> [Set exercise] Word for word, copy all the data and drop the pictures.

> [Stored records]
----
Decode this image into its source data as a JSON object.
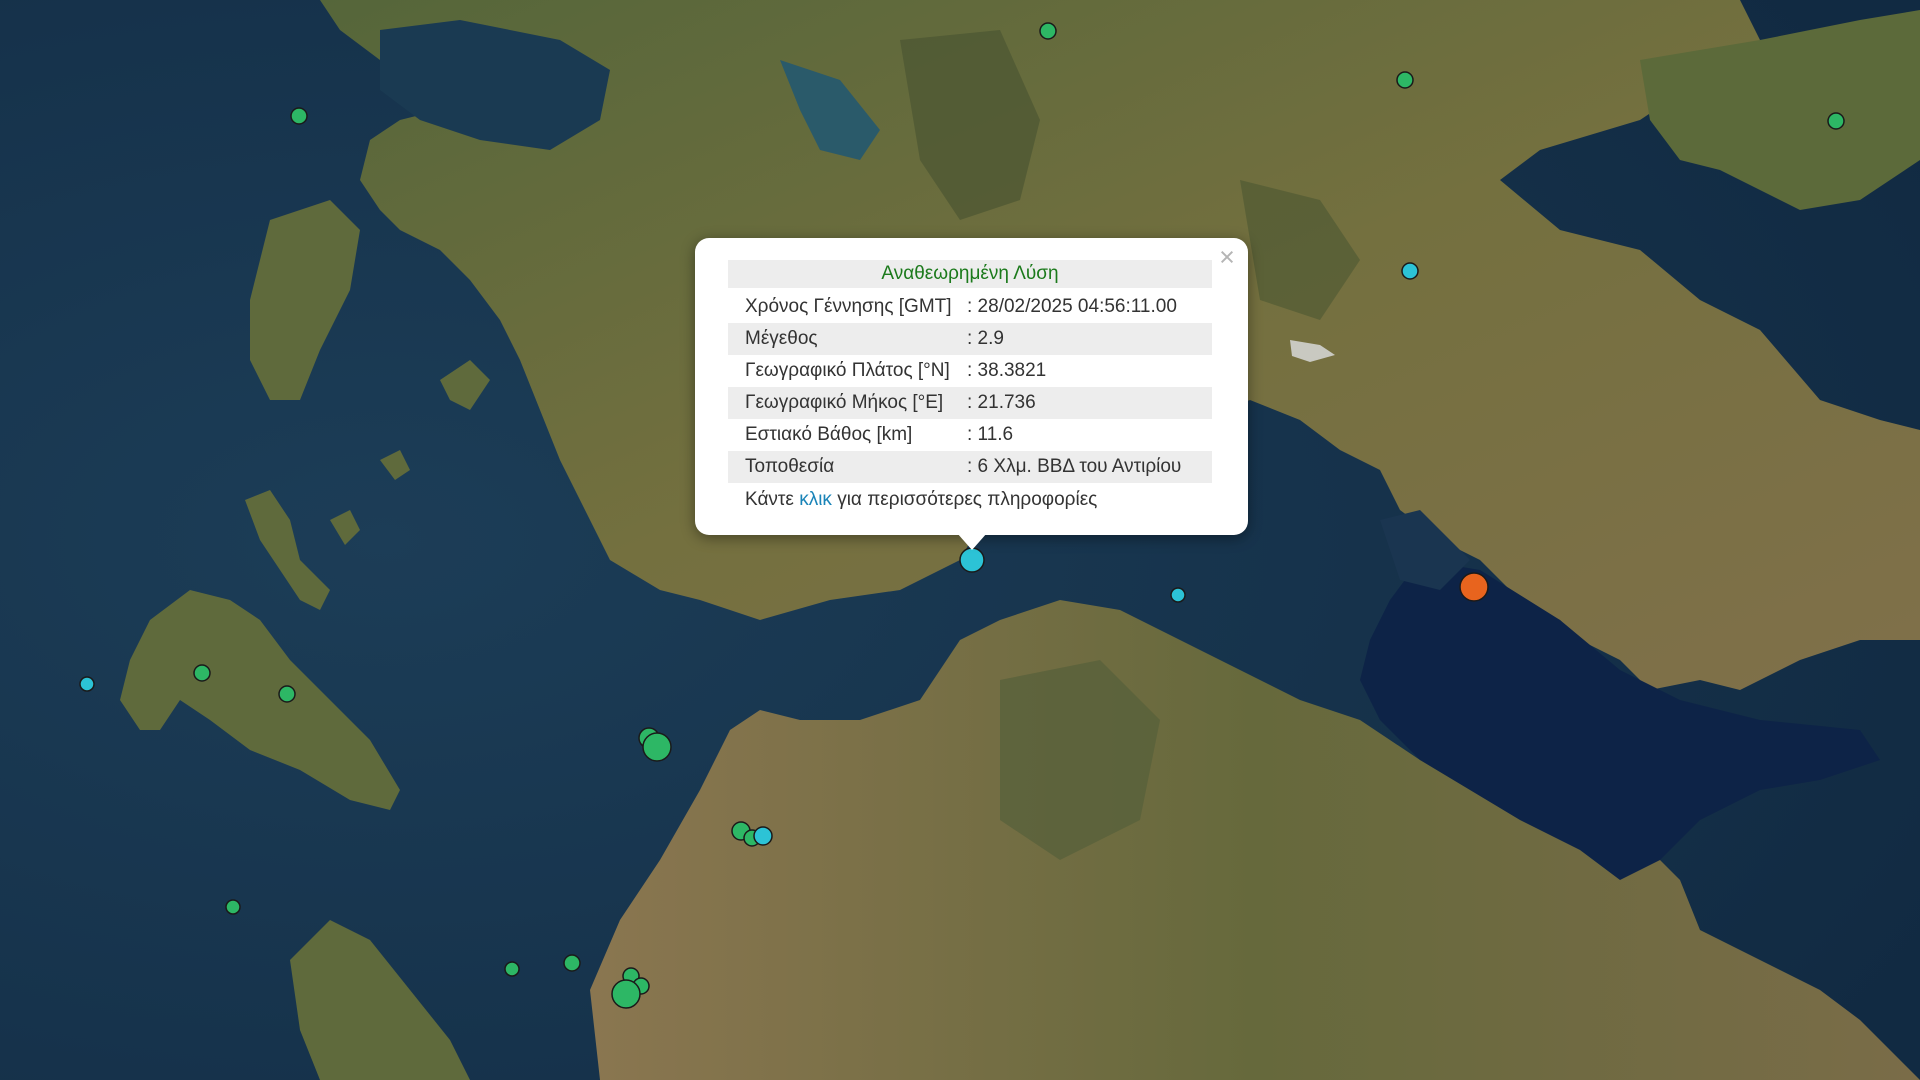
{
  "popup": {
    "title": "Αναθεωρημένη Λύση",
    "close_symbol": "×",
    "rows": [
      {
        "label": "Χρόνος Γέννησης [GMT]",
        "value": ": 28/02/2025 04:56:11.00"
      },
      {
        "label": "Μέγεθος",
        "value": ": 2.9"
      },
      {
        "label": "Γεωγραφικό Πλάτος [°N]",
        "value": ": 38.3821"
      },
      {
        "label": "Γεωγραφικό Μήκος [°E]",
        "value": ": 21.736"
      },
      {
        "label": "Εστιακό Βάθος [km]",
        "value": ": 11.6"
      },
      {
        "label": "Τοποθεσία",
        "value": ": 6 Χλμ. ΒΒΔ του Αντιρίου"
      }
    ],
    "more": {
      "prefix": "Κάντε",
      "link": "κλικ",
      "suffix": "για περισσότερες πληροφορίες"
    }
  },
  "colors": {
    "sea": "#14304a",
    "deep_sea": "#0d2347",
    "land": "#6a6a3a",
    "marker_green": "#2db765",
    "marker_cyan": "#2cc3d6",
    "marker_orange": "#e8641e",
    "popup_title": "#1c7a1c",
    "link": "#1a84b8"
  }
}
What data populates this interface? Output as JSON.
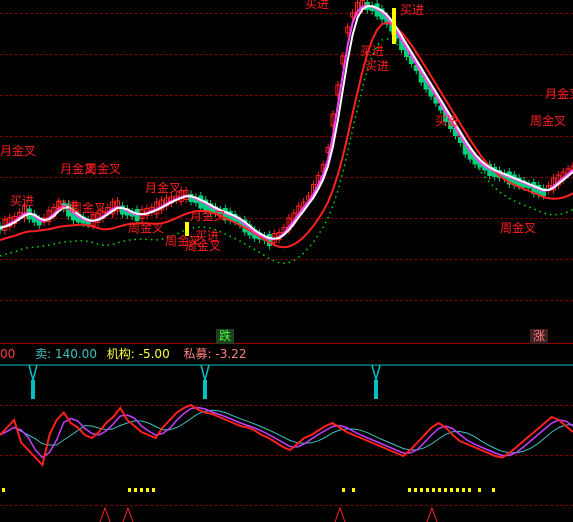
----
> [Worked solution]
Decode this image into its source data as a JSON object.
{
  "popup": {
    "title": "Αναθεωρημένη Λύση",
    "close_symbol": "×",
    "rows": [
      {
        "label": "Χρόνος Γέννησης [GMT]",
        "value": ": 28/02/2025 04:56:11.00"
      },
      {
        "label": "Μέγεθος",
        "value": ": 2.9"
      },
      {
        "label": "Γεωγραφικό Πλάτος [°N]",
        "value": ": 38.3821"
      },
      {
        "label": "Γεωγραφικό Μήκος [°E]",
        "value": ": 21.736"
      },
      {
        "label": "Εστιακό Βάθος [km]",
        "value": ": 11.6"
      },
      {
        "label": "Τοποθεσία",
        "value": ": 6 Χλμ. ΒΒΔ του Αντιρίου"
      }
    ],
    "more": {
      "prefix": "Κάντε",
      "link": "κλικ",
      "suffix": "για περισσότερες πληροφορίες"
    }
  },
  "colors": {
    "sea": "#14304a",
    "deep_sea": "#0d2347",
    "land": "#6a6a3a",
    "marker_green": "#2db765",
    "marker_cyan": "#2cc3d6",
    "marker_orange": "#e8641e",
    "popup_title": "#1c7a1c",
    "link": "#1a84b8"
  }
}
What data populates this interface? Output as JSON.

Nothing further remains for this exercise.